#### [Work to be completed]
Write out all of the records precisely. Skip anything that is a picture.

#### [Records shown]
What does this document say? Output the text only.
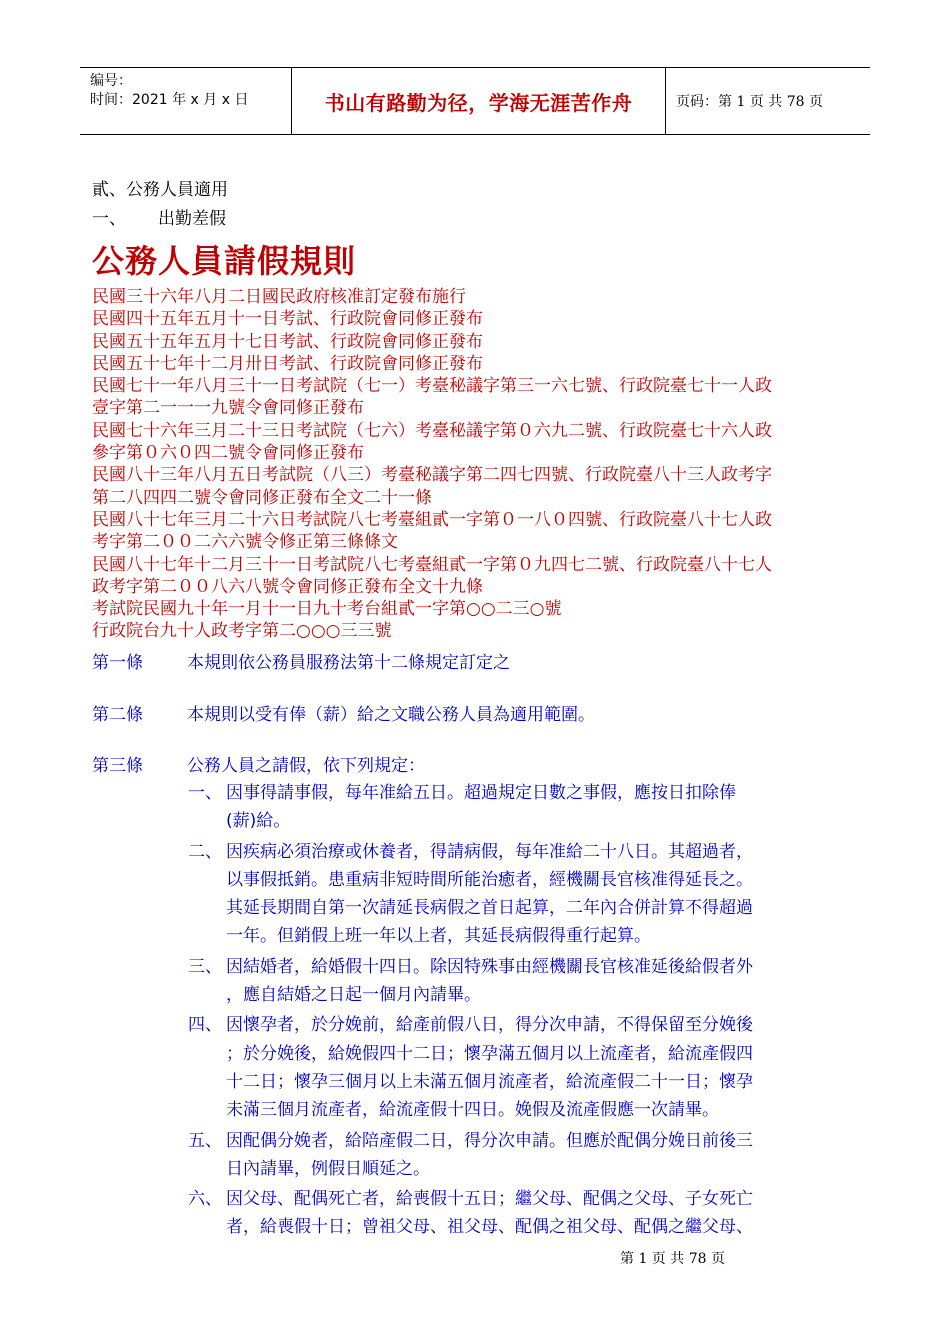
编号：
时间：2021 年 x 月 x 日	书山有路勤为径，学海无涯苦作舟	页码：第 1 页 共 78 页
貳、公務人員適用
一、 出勤差假
公務人員請假規則
民國三十六年八月二日國民政府核准訂定發布施行
民國四十五年五月十一日考試、行政院會同修正發布
民國五十五年五月十七日考試、行政院會同修正發布
民國五十七年十二月卅日考試、行政院會同修正發布
民國七十一年八月三十一日考試院（七一）考臺秘議字第三一六七號、行政院臺七十一人政
壹字第二一一一九號令會同修正發布
民國七十六年三月二十三日考試院（七六）考臺秘議字第０六九二號、行政院臺七十六人政
參字第０六０四二號令會同修正發布
民國八十三年八月五日考試院（八三）考臺秘議字第二四七四號、行政院臺八十三人政考字
第二八四四二號令會同修正發布全文二十一條
民國八十七年三月二十六日考試院八七考臺組貳一字第０一八０四號、行政院臺八十七人政
考字第二００二六六號令修正第三條條文
民國八十七年十二月三十一日考試院八七考臺組貳一字第０九四七二號、行政院臺八十七人
政考字第二００八六八號令會同修正發布全文十九條
考試院民國九十年一月十一日九十考台組貳一字第○○二三○號
行政院台九十人政考字第二○○○三三號
第一條	本規則依公務員服務法第十二條規定訂定之
第二條	本規則以受有俸（薪）給之文職公務人員為適用範圍。
第三條	公務人員之請假，依下列規定：
一、 因事得請事假，每年准給五日。超過規定日數之事假，應按日扣除俸
(薪)給。
二、 因疾病必須治療或休養者，得請病假，每年准給二十八日。其超過者，
以事假抵銷。患重病非短時間所能治癒者，經機關長官核准得延長之。
其延長期間自第一次請延長病假之首日起算，二年內合併計算不得超過
一年。但銷假上班一年以上者，其延長病假得重行起算。
三、 因結婚者，給婚假十四日。除因特殊事由經機關長官核准延後給假者外
，應自結婚之日起一個月內請畢。
四、 因懷孕者，於分娩前，給產前假八日，得分次申請，不得保留至分娩後
；於分娩後，給娩假四十二日；懷孕滿五個月以上流產者，給流產假四
十二日；懷孕三個月以上未滿五個月流產者，給流產假二十一日；懷孕
未滿三個月流產者，給流產假十四日。娩假及流產假應一次請畢。
五、 因配偶分娩者，給陪產假二日，得分次申請。但應於配偶分娩日前後三
日內請畢，例假日順延之。
六、 因父母、配偶死亡者，給喪假十五日；繼父母、配偶之父母、子女死亡
者，給喪假十日；曾祖父母、祖父母、配偶之祖父母、配偶之繼父母、
第 1 页 共 78 页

#### [Full output]
What does this document say? Output the text only.
编号：
时间：2021 年 x 月 x 日	书山有路勤为径，学海无涯苦作舟	页码：第 1 页 共 78 页
貳、公務人員適用
一、 出勤差假
公務人員請假規則
民國三十六年八月二日國民政府核准訂定發布施行
民國四十五年五月十一日考試、行政院會同修正發布
民國五十五年五月十七日考試、行政院會同修正發布
民國五十七年十二月卅日考試、行政院會同修正發布
民國七十一年八月三十一日考試院（七一）考臺秘議字第三一六七號、行政院臺七十一人政
壹字第二一一一九號令會同修正發布
民國七十六年三月二十三日考試院（七六）考臺秘議字第０六九二號、行政院臺七十六人政
參字第０六０四二號令會同修正發布
民國八十三年八月五日考試院（八三）考臺秘議字第二四七四號、行政院臺八十三人政考字
第二八四四二號令會同修正發布全文二十一條
民國八十七年三月二十六日考試院八七考臺組貳一字第０一八０四號、行政院臺八十七人政
考字第二００二六六號令修正第三條條文
民國八十七年十二月三十一日考試院八七考臺組貳一字第０九四七二號、行政院臺八十七人
政考字第二００八六八號令會同修正發布全文十九條
考試院民國九十年一月十一日九十考台組貳一字第○○二三○號
行政院台九十人政考字第二○○○三三號
第一條	本規則依公務員服務法第十二條規定訂定之
第二條	本規則以受有俸（薪）給之文職公務人員為適用範圍。
第三條	公務人員之請假，依下列規定：
一、 因事得請事假，每年准給五日。超過規定日數之事假，應按日扣除俸
(薪)給。
二、 因疾病必須治療或休養者，得請病假，每年准給二十八日。其超過者，
以事假抵銷。患重病非短時間所能治癒者，經機關長官核准得延長之。
其延長期間自第一次請延長病假之首日起算，二年內合併計算不得超過
一年。但銷假上班一年以上者，其延長病假得重行起算。
三、 因結婚者，給婚假十四日。除因特殊事由經機關長官核准延後給假者外
，應自結婚之日起一個月內請畢。
四、 因懷孕者，於分娩前，給產前假八日，得分次申請，不得保留至分娩後
；於分娩後，給娩假四十二日；懷孕滿五個月以上流產者，給流產假四
十二日；懷孕三個月以上未滿五個月流產者，給流產假二十一日；懷孕
未滿三個月流產者，給流產假十四日。娩假及流產假應一次請畢。
五、 因配偶分娩者，給陪產假二日，得分次申請。但應於配偶分娩日前後三
日內請畢，例假日順延之。
六、 因父母、配偶死亡者，給喪假十五日；繼父母、配偶之父母、子女死亡
者，給喪假十日；曾祖父母、祖父母、配偶之祖父母、配偶之繼父母、
第 1 页 共 78 页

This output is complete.